* Task description
Go through the listing below and list every line with "blue".

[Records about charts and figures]
====

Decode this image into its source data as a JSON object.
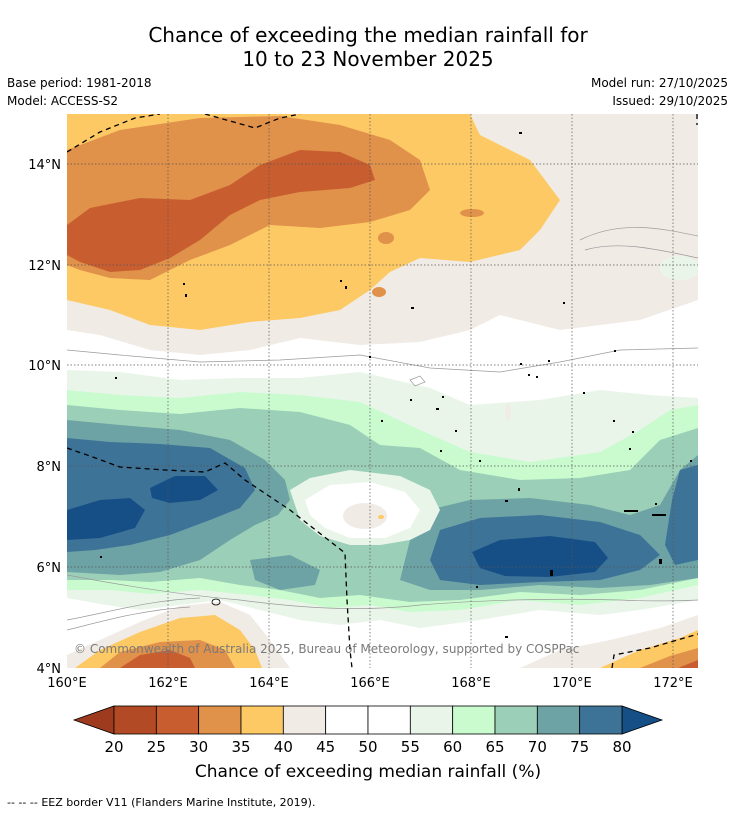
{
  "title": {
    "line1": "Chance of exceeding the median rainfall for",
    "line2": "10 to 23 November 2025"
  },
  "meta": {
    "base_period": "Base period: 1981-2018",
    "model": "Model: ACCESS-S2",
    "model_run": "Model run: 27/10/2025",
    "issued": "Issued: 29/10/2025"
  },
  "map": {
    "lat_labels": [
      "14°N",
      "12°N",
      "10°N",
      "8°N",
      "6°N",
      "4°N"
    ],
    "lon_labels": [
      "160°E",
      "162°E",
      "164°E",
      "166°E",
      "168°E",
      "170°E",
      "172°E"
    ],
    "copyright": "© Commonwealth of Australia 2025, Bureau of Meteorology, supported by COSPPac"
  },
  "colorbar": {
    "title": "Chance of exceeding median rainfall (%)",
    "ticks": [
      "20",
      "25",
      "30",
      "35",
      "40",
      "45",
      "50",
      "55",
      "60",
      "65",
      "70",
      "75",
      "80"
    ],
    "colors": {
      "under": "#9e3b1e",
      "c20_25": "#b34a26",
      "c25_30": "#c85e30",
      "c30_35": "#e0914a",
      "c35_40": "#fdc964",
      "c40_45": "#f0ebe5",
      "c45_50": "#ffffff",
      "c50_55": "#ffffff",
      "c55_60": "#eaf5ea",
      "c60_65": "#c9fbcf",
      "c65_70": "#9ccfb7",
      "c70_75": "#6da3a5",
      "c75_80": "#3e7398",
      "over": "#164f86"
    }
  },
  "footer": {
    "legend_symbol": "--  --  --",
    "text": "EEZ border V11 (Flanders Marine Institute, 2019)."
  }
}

====

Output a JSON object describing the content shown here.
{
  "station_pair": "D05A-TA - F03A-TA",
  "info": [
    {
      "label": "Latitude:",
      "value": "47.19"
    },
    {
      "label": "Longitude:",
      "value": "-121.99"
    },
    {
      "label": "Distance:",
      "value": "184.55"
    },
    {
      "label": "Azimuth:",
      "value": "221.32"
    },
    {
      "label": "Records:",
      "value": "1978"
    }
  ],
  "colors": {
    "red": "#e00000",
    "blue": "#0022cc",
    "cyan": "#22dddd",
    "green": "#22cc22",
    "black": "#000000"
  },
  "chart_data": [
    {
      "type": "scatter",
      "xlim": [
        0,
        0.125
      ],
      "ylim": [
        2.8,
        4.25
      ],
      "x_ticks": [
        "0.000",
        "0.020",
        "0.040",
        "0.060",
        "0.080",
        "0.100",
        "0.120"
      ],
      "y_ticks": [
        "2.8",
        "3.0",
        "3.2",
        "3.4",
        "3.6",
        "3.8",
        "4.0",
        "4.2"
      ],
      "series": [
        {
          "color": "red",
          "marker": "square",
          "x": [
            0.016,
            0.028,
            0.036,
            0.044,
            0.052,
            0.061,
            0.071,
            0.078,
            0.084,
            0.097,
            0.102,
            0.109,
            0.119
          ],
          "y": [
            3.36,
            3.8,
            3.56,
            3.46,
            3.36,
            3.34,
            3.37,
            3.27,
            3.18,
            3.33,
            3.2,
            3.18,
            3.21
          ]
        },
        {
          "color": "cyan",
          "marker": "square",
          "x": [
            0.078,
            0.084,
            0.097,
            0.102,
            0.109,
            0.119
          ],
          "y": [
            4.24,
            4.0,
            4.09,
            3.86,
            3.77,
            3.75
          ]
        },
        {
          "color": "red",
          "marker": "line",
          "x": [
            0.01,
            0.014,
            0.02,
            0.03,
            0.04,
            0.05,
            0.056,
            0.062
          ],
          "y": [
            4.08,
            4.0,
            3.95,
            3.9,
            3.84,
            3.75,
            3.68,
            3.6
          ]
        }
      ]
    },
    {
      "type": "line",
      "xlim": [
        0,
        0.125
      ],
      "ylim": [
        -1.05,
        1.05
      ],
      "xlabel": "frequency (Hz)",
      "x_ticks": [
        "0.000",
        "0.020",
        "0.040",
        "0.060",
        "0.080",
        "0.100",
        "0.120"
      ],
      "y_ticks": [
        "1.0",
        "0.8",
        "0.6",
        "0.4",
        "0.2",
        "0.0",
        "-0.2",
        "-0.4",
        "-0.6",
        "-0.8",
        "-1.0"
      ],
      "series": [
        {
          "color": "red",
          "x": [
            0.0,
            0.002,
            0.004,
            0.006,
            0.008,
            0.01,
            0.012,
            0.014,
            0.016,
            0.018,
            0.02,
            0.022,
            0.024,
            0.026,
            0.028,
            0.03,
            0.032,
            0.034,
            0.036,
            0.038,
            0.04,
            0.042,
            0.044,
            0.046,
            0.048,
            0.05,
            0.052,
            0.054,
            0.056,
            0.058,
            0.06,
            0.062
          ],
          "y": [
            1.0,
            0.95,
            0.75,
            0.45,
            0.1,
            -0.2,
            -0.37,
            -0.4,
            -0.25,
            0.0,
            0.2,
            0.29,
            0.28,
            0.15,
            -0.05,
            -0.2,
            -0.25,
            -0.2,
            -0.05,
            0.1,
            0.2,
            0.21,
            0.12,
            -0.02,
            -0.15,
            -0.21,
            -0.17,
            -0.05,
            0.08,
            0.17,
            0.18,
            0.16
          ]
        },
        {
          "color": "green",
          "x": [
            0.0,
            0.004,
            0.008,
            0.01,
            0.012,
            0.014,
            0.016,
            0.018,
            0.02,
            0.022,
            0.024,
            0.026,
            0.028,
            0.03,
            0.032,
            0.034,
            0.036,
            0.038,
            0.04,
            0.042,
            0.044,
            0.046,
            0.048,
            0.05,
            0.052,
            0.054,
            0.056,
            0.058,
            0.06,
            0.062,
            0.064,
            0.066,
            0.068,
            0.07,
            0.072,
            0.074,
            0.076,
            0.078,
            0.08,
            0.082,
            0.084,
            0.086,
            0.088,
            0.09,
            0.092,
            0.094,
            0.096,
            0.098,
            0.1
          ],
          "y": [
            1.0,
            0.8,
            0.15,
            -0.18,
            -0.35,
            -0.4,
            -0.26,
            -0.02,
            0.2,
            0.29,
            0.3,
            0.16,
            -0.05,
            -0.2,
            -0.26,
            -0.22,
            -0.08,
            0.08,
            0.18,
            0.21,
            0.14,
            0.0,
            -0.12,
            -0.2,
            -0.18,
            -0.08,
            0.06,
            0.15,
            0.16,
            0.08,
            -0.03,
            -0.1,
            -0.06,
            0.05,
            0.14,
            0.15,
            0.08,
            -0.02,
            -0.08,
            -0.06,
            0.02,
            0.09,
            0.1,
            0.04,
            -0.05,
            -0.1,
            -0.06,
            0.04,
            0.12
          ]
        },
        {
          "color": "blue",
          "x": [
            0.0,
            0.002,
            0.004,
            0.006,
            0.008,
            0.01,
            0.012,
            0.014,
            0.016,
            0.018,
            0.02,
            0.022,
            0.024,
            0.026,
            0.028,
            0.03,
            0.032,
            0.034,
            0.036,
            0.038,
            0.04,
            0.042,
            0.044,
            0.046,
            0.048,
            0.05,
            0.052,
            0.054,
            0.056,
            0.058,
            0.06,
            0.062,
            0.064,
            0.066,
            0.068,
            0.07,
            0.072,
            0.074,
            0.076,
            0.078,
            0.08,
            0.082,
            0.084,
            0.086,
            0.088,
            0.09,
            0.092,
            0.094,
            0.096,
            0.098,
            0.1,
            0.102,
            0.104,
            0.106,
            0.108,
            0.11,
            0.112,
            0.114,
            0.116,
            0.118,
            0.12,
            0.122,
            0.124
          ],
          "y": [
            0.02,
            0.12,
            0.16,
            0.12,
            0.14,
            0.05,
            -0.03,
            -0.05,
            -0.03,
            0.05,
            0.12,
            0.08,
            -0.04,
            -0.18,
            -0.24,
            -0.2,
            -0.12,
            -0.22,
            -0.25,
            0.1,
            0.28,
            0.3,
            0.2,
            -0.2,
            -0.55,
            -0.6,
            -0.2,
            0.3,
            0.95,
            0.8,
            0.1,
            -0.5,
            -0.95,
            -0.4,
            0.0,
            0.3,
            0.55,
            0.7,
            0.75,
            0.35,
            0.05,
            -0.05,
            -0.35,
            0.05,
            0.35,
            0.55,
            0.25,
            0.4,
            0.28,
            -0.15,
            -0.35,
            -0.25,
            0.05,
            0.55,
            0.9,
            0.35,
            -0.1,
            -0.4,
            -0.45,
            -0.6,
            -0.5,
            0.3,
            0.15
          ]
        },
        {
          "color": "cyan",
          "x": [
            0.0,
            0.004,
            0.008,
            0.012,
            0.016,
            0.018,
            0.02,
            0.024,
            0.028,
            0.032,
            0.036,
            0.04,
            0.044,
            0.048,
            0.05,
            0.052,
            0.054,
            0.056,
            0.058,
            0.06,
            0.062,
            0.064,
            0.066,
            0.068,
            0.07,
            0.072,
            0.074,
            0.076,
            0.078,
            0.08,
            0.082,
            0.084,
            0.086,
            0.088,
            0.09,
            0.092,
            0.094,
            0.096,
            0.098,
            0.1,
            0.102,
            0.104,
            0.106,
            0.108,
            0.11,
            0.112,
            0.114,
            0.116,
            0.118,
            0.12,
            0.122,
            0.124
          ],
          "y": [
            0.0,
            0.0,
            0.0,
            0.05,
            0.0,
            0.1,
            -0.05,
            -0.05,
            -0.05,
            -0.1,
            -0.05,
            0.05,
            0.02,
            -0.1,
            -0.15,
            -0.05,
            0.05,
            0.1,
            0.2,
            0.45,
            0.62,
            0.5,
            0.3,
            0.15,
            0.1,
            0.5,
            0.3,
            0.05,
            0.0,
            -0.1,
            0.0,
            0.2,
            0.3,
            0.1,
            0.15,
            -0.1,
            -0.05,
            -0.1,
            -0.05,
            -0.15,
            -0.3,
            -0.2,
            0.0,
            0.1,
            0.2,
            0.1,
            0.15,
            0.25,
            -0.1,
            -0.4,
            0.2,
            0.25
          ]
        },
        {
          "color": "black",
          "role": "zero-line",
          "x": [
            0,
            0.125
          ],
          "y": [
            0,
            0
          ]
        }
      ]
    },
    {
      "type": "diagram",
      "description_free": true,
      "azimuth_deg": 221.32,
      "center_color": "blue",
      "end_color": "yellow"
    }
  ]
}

====

* Finished task
    "blue": "#0022cc",
          "color": "blue",
      "center_color": "blue",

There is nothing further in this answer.